### Pertanyaan Materi
**A)** Tulis kembali bagian teks tentang kasus izin tambang Konawe Utara, mulai dari kata-kata yang memuat "Komisi Pemberantasan Korupsi" dan berhenti setelah "Sulaiman, sebagai tersangka.". Ubah "delapan tahun" menjadi "tujuh tahun".
**B)** Menurut teks tentang kasus izin tambang Konawe Utara, pada tahun berapa KPK menetapkan Aswad Sulaiman sebagai tersangka?

### Kutipan Dokumen
--------

Komisi Pemberantasan Korupsi (KPK) menerbitkan surat perintah penghentian penyidikan (SP3) untuk kasus dugaan korupsi terkait izin tambang di Konawe Utara, Sulawesi Tenggara (Sultra). Kasus yang telah berjalan selama delapan tahun ini sebelumnya telah menetapkan mantan Bupati Konawe Utara, Aswad Sulaiman, sebagai tersangka.
Penetapan Tersangka dan Dugaan Kerugian Negara
KPK menetapkan Aswad Sulaiman sebagai tersangka pada tahun 2017. Ia diduga memperkaya diri sendiri dan menyalahgunakan kewenangan, yang mengakibatkan kerugian keuangan negara. Saat itu, Wakil Ketua KPK Saut Situmorang menyatakan, “Menetapkan ASW (Aswad Sulaiman) sebagai tersangka.”

--------

### Data Tersimpan

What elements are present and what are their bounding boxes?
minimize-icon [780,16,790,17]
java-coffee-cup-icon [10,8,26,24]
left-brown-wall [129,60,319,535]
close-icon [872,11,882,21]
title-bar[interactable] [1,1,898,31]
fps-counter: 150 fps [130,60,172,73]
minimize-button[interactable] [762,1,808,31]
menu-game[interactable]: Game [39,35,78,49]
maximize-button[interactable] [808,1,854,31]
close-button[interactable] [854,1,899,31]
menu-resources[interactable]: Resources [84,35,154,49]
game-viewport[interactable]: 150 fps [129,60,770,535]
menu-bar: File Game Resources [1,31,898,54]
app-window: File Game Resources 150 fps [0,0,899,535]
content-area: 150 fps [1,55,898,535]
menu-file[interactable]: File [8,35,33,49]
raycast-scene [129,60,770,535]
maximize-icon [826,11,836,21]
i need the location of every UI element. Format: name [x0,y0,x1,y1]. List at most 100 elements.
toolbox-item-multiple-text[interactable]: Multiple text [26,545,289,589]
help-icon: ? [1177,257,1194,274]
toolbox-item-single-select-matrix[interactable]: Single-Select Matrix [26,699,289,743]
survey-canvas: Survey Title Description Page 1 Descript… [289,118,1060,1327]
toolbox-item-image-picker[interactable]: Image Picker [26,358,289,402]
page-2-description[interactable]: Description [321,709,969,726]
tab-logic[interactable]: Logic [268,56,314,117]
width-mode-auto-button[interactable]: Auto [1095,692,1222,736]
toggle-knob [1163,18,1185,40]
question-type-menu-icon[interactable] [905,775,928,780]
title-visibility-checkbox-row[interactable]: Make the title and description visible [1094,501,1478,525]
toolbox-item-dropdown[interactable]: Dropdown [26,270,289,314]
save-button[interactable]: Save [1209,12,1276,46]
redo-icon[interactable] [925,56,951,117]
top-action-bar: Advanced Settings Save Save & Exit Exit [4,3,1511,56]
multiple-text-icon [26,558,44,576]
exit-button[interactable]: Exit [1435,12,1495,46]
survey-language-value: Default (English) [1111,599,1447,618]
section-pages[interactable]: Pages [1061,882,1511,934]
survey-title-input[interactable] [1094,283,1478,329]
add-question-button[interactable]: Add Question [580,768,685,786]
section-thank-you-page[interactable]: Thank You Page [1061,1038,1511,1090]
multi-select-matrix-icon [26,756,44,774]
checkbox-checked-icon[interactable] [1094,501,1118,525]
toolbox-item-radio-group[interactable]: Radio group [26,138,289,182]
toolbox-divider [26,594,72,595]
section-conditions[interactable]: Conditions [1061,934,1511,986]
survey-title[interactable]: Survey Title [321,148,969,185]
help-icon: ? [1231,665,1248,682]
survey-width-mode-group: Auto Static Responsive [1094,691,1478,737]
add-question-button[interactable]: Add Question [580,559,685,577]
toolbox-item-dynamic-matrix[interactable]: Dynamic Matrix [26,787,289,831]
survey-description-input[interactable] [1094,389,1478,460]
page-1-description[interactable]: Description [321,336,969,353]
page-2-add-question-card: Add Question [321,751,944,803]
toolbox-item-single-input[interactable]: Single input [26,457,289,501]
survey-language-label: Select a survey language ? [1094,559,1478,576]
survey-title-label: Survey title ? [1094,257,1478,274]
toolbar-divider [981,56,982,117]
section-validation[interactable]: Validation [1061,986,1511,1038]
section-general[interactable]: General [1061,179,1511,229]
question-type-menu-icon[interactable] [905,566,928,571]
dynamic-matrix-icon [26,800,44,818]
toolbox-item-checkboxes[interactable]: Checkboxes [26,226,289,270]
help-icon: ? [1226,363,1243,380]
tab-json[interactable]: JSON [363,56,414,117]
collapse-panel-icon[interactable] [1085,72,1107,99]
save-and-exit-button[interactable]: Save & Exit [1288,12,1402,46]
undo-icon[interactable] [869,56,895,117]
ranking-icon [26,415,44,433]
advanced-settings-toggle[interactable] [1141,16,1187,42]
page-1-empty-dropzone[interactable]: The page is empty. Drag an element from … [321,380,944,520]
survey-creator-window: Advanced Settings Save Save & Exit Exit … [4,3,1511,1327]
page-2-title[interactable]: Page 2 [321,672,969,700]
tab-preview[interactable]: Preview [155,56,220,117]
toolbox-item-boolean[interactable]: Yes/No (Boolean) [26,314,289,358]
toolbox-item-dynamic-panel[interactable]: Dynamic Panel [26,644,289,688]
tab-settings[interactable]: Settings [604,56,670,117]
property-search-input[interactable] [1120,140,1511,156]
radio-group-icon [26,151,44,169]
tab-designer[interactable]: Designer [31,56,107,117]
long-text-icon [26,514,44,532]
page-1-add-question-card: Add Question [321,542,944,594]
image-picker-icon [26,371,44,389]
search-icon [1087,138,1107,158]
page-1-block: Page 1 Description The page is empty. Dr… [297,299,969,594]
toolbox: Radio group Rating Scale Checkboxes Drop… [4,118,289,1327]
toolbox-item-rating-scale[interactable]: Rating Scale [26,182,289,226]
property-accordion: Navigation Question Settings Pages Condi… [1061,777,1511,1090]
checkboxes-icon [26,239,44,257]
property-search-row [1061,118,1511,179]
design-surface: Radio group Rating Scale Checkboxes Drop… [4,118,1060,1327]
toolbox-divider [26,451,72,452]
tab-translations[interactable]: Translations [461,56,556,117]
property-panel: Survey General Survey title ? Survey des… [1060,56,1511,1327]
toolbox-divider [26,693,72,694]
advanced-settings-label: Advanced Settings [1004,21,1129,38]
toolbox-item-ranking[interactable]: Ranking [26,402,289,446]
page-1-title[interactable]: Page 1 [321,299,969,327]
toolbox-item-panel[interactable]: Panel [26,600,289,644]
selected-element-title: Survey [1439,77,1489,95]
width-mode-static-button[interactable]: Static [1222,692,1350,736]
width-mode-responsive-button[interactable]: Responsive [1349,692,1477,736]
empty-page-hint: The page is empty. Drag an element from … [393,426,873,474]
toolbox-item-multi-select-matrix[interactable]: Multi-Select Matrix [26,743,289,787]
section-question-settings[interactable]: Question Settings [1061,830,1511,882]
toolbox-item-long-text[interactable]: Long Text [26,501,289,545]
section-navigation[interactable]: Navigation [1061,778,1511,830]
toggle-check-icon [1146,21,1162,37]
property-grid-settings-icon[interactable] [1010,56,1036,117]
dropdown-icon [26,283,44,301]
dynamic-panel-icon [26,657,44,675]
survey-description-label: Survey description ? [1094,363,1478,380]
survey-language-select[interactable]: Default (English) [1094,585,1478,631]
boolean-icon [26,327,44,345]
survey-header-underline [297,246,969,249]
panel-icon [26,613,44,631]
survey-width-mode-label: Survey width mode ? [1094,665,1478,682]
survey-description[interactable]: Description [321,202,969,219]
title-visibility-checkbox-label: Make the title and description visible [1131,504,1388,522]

--------

### Jawaban per Tugas
**A)**
Komisi Pemberantasan Korupsi (KPK) menerbitkan surat perintah penghentian penyidikan (SP3) untuk kasus dugaan korupsi terkait izin tambang di Konawe Utara, Sulawesi Tenggara (Sultra). Kasus yang telah berjalan selama tujuh tahun ini sebelumnya telah menetapkan mantan Bupati Konawe Utara, Aswad Sulaiman, sebagai tersangka.

**B)** Pada tahun 2017.